# [What is being asked]
Look through the lines below and extract each one that contains "right".

# [Excerpted records]

########

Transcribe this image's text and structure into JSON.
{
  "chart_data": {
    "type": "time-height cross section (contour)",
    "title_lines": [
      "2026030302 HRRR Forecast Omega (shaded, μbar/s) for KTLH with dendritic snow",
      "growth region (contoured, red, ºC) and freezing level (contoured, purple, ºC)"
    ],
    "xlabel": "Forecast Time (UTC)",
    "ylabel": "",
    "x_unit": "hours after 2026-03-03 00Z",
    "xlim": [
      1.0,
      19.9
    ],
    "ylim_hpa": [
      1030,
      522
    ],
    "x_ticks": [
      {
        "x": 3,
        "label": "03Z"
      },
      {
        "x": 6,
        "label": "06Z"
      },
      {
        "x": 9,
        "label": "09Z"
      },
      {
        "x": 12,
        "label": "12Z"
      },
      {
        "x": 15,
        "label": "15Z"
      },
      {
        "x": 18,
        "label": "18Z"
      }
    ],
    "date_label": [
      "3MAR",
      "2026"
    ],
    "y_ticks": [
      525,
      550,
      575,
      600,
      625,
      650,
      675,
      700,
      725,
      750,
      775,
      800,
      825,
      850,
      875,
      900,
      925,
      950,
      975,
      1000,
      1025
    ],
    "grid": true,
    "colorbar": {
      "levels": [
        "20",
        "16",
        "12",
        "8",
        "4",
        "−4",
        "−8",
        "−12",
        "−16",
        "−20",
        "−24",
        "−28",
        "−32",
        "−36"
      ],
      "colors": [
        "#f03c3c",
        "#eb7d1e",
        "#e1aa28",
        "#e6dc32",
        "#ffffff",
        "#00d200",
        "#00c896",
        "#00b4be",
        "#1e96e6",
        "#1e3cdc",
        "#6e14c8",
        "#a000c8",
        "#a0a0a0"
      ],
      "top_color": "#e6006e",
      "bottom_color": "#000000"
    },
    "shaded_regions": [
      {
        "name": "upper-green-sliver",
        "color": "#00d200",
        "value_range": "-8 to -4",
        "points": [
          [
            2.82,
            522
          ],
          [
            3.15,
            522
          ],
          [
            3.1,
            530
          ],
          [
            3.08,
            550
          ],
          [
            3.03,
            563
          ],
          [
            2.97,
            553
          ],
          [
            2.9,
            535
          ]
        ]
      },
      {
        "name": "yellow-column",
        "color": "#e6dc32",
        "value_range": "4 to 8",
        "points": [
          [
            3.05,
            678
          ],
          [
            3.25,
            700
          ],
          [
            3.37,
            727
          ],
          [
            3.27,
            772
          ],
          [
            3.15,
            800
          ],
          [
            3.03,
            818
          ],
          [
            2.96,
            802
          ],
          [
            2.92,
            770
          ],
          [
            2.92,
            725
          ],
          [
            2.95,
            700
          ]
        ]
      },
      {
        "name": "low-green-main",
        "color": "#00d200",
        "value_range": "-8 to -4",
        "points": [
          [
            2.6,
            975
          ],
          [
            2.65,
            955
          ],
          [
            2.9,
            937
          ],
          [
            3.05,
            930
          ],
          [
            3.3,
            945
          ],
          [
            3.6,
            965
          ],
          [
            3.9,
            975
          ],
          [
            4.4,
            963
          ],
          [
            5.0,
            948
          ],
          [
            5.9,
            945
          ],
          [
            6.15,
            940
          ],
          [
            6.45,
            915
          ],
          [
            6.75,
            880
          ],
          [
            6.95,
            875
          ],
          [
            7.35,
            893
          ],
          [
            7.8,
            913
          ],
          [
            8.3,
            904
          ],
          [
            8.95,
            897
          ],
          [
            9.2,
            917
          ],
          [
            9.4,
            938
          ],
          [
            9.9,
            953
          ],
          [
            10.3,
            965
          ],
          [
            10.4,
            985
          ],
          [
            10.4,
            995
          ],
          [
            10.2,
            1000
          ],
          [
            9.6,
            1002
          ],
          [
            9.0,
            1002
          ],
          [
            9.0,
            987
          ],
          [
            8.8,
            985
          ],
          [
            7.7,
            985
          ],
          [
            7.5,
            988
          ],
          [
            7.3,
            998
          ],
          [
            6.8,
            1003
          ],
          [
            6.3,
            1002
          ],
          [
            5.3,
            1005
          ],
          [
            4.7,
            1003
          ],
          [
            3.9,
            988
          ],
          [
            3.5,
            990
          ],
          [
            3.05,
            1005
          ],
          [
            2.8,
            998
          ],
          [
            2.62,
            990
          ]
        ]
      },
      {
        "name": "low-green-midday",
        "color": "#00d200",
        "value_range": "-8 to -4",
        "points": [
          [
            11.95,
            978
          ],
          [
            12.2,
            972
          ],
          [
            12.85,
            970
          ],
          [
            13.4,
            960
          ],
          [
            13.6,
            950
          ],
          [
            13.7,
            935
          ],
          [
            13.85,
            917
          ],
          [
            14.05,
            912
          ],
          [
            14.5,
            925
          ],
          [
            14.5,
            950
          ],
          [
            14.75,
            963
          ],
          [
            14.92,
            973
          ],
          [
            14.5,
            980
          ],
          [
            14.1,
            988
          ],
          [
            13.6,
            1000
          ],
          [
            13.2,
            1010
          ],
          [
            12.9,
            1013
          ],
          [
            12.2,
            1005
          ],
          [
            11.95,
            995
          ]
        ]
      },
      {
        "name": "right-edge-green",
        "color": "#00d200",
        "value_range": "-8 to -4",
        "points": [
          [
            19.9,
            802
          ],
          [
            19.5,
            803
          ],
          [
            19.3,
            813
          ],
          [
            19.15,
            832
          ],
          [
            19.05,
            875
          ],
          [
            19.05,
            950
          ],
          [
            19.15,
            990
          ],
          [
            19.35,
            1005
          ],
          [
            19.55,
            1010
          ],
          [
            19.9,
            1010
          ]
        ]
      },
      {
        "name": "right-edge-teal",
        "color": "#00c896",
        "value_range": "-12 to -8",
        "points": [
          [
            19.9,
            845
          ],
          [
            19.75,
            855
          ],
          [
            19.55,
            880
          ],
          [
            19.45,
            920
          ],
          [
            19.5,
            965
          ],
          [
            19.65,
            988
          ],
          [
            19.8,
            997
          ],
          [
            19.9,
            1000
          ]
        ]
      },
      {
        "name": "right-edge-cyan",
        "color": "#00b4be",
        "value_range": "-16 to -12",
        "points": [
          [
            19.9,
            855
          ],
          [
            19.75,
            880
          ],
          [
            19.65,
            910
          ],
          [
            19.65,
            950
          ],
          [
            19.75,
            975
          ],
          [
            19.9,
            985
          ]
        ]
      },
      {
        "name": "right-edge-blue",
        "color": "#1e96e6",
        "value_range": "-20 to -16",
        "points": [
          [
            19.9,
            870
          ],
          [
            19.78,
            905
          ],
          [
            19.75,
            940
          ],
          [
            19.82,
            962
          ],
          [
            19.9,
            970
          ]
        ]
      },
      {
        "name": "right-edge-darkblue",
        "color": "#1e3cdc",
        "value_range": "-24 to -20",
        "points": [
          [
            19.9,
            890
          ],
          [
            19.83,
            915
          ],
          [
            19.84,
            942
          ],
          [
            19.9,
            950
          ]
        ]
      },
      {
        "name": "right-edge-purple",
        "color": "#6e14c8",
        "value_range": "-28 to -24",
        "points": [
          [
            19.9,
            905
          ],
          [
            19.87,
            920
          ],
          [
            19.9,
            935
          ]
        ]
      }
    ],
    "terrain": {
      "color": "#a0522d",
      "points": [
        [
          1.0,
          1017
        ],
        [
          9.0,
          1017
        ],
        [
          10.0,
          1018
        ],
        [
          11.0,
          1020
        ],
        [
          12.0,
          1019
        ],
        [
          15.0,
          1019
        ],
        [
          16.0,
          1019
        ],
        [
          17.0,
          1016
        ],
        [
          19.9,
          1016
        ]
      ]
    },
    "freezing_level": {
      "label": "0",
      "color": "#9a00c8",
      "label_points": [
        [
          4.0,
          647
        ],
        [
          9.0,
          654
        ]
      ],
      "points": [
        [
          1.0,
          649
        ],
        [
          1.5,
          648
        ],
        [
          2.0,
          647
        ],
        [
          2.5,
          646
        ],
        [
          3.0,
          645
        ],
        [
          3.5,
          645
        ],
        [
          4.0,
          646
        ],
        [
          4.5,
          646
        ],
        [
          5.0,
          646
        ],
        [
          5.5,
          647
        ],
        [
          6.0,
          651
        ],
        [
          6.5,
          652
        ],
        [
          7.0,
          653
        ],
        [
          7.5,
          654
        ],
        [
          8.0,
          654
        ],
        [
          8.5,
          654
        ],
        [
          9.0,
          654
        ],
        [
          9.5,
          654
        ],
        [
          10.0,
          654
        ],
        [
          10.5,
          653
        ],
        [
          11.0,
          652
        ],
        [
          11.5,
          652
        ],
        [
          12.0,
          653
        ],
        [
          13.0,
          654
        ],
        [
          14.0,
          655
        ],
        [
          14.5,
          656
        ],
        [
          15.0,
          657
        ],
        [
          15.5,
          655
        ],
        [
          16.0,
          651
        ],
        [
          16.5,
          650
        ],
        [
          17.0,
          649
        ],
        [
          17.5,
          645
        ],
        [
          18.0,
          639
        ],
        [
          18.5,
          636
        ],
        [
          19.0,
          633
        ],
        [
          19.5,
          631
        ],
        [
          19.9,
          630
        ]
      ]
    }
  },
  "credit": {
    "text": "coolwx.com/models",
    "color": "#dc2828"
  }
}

########

# [Answer below]
        "name": "right-edge-green",
        "name": "right-edge-teal",
        "name": "right-edge-cyan",
        "name": "right-edge-blue",
        "name": "right-edge-darkblue",
        "name": "right-edge-purple",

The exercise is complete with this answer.